## What you will do
Repeat the whole listing exactly as written.

## Supplied material
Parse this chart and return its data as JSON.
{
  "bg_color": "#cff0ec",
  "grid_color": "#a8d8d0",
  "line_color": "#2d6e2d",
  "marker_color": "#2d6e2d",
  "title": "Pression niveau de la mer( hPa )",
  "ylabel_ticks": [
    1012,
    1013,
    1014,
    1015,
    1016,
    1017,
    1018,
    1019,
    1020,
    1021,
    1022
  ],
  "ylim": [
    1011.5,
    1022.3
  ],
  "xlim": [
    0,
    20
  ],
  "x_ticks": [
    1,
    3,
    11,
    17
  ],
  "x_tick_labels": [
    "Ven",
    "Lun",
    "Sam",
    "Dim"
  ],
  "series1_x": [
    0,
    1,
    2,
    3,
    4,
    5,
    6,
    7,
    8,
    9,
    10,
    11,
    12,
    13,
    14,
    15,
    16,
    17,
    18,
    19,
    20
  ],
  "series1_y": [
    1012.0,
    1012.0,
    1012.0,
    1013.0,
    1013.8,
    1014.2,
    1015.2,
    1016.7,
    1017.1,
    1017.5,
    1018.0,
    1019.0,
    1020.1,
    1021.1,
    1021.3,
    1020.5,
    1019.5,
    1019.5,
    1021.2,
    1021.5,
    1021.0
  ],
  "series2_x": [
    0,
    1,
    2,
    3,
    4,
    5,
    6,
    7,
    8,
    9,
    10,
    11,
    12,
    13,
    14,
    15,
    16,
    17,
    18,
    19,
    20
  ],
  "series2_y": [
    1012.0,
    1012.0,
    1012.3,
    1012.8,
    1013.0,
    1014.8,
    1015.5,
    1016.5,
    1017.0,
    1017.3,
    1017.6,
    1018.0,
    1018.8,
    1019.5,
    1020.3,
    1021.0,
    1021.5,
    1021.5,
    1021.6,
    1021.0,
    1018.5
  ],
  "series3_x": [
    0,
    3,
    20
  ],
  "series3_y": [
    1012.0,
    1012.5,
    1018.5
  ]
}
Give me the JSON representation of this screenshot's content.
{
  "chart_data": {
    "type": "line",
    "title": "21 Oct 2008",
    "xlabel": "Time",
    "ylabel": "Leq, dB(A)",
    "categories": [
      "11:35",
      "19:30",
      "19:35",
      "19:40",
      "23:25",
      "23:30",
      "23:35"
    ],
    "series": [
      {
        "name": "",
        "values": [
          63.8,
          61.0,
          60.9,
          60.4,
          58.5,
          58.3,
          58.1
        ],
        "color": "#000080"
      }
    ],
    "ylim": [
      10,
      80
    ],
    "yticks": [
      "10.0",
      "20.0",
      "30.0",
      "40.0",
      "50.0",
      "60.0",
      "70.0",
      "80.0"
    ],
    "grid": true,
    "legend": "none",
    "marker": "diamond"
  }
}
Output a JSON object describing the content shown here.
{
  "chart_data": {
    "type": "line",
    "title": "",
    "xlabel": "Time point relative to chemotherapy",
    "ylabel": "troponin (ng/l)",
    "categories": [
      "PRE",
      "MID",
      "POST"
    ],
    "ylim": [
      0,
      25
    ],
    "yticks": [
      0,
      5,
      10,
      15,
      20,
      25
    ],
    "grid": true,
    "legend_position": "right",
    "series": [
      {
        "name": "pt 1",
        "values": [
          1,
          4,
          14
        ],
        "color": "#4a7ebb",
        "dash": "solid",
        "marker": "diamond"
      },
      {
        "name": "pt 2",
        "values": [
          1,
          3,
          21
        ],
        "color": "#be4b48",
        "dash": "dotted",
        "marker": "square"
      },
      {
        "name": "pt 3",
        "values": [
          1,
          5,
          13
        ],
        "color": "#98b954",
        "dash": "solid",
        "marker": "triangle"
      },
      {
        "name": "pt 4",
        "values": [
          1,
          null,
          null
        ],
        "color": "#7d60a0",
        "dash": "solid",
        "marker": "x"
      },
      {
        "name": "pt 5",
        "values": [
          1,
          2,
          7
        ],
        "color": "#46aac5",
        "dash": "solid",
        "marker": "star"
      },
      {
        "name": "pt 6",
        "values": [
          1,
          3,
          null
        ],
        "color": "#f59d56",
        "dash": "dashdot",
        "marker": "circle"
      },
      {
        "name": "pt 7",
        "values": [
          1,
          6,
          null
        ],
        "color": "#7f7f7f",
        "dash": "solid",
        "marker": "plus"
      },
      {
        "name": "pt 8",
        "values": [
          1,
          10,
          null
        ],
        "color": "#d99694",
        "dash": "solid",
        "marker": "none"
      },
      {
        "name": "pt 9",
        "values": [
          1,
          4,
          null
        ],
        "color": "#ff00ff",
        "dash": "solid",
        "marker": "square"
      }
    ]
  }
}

## Solution to the exercise
Parse this chart and return its data as JSON.
{
  "bg_color": "#cff0ec",
  "grid_color": "#a8d8d0",
  "line_color": "#2d6e2d",
  "marker_color": "#2d6e2d",
  "title": "Pression niveau de la mer( hPa )",
  "ylabel_ticks": [
    1012,
    1013,
    1014,
    1015,
    1016,
    1017,
    1018,
    1019,
    1020,
    1021,
    1022
  ],
  "ylim": [
    1011.5,
    1022.3
  ],
  "xlim": [
    0,
    20
  ],
  "x_ticks": [
    1,
    3,
    11,
    17
  ],
  "x_tick_labels": [
    "Ven",
    "Lun",
    "Sam",
    "Dim"
  ],
  "series1_x": [
    0,
    1,
    2,
    3,
    4,
    5,
    6,
    7,
    8,
    9,
    10,
    11,
    12,
    13,
    14,
    15,
    16,
    17,
    18,
    19,
    20
  ],
  "series1_y": [
    1012.0,
    1012.0,
    1012.0,
    1013.0,
    1013.8,
    1014.2,
    1015.2,
    1016.7,
    1017.1,
    1017.5,
    1018.0,
    1019.0,
    1020.1,
    1021.1,
    1021.3,
    1020.5,
    1019.5,
    1019.5,
    1021.2,
    1021.5,
    1021.0
  ],
  "series2_x": [
    0,
    1,
    2,
    3,
    4,
    5,
    6,
    7,
    8,
    9,
    10,
    11,
    12,
    13,
    14,
    15,
    16,
    17,
    18,
    19,
    20
  ],
  "series2_y": [
    1012.0,
    1012.0,
    1012.3,
    1012.8,
    1013.0,
    1014.8,
    1015.5,
    1016.5,
    1017.0,
    1017.3,
    1017.6,
    1018.0,
    1018.8,
    1019.5,
    1020.3,
    1021.0,
    1021.5,
    1021.5,
    1021.6,
    1021.0,
    1018.5
  ],
  "series3_x": [
    0,
    3,
    20
  ],
  "series3_y": [
    1012.0,
    1012.5,
    1018.5
  ]
}
Give me the JSON representation of this screenshot's content.
{
  "chart_data": {
    "type": "line",
    "title": "21 Oct 2008",
    "xlabel": "Time",
    "ylabel": "Leq, dB(A)",
    "categories": [
      "11:35",
      "19:30",
      "19:35",
      "19:40",
      "23:25",
      "23:30",
      "23:35"
    ],
    "series": [
      {
        "name": "",
        "values": [
          63.8,
          61.0,
          60.9,
          60.4,
          58.5,
          58.3,
          58.1
        ],
        "color": "#000080"
      }
    ],
    "ylim": [
      10,
      80
    ],
    "yticks": [
      "10.0",
      "20.0",
      "30.0",
      "40.0",
      "50.0",
      "60.0",
      "70.0",
      "80.0"
    ],
    "grid": true,
    "legend": "none",
    "marker": "diamond"
  }
}
Output a JSON object describing the content shown here.
{
  "chart_data": {
    "type": "line",
    "title": "",
    "xlabel": "Time point relative to chemotherapy",
    "ylabel": "troponin (ng/l)",
    "categories": [
      "PRE",
      "MID",
      "POST"
    ],
    "ylim": [
      0,
      25
    ],
    "yticks": [
      0,
      5,
      10,
      15,
      20,
      25
    ],
    "grid": true,
    "legend_position": "right",
    "series": [
      {
        "name": "pt 1",
        "values": [
          1,
          4,
          14
        ],
        "color": "#4a7ebb",
        "dash": "solid",
        "marker": "diamond"
      },
      {
        "name": "pt 2",
        "values": [
          1,
          3,
          21
        ],
        "color": "#be4b48",
        "dash": "dotted",
        "marker": "square"
      },
      {
        "name": "pt 3",
        "values": [
          1,
          5,
          13
        ],
        "color": "#98b954",
        "dash": "solid",
        "marker": "triangle"
      },
      {
        "name": "pt 4",
        "values": [
          1,
          null,
          null
        ],
        "color": "#7d60a0",
        "dash": "solid",
        "marker": "x"
      },
      {
        "name": "pt 5",
        "values": [
          1,
          2,
          7
        ],
        "color": "#46aac5",
        "dash": "solid",
        "marker": "star"
      },
      {
        "name": "pt 6",
        "values": [
          1,
          3,
          null
        ],
        "color": "#f59d56",
        "dash": "dashdot",
        "marker": "circle"
      },
      {
        "name": "pt 7",
        "values": [
          1,
          6,
          null
        ],
        "color": "#7f7f7f",
        "dash": "solid",
        "marker": "plus"
      },
      {
        "name": "pt 8",
        "values": [
          1,
          10,
          null
        ],
        "color": "#d99694",
        "dash": "solid",
        "marker": "none"
      },
      {
        "name": "pt 9",
        "values": [
          1,
          4,
          null
        ],
        "color": "#ff00ff",
        "dash": "solid",
        "marker": "square"
      }
    ]
  }
}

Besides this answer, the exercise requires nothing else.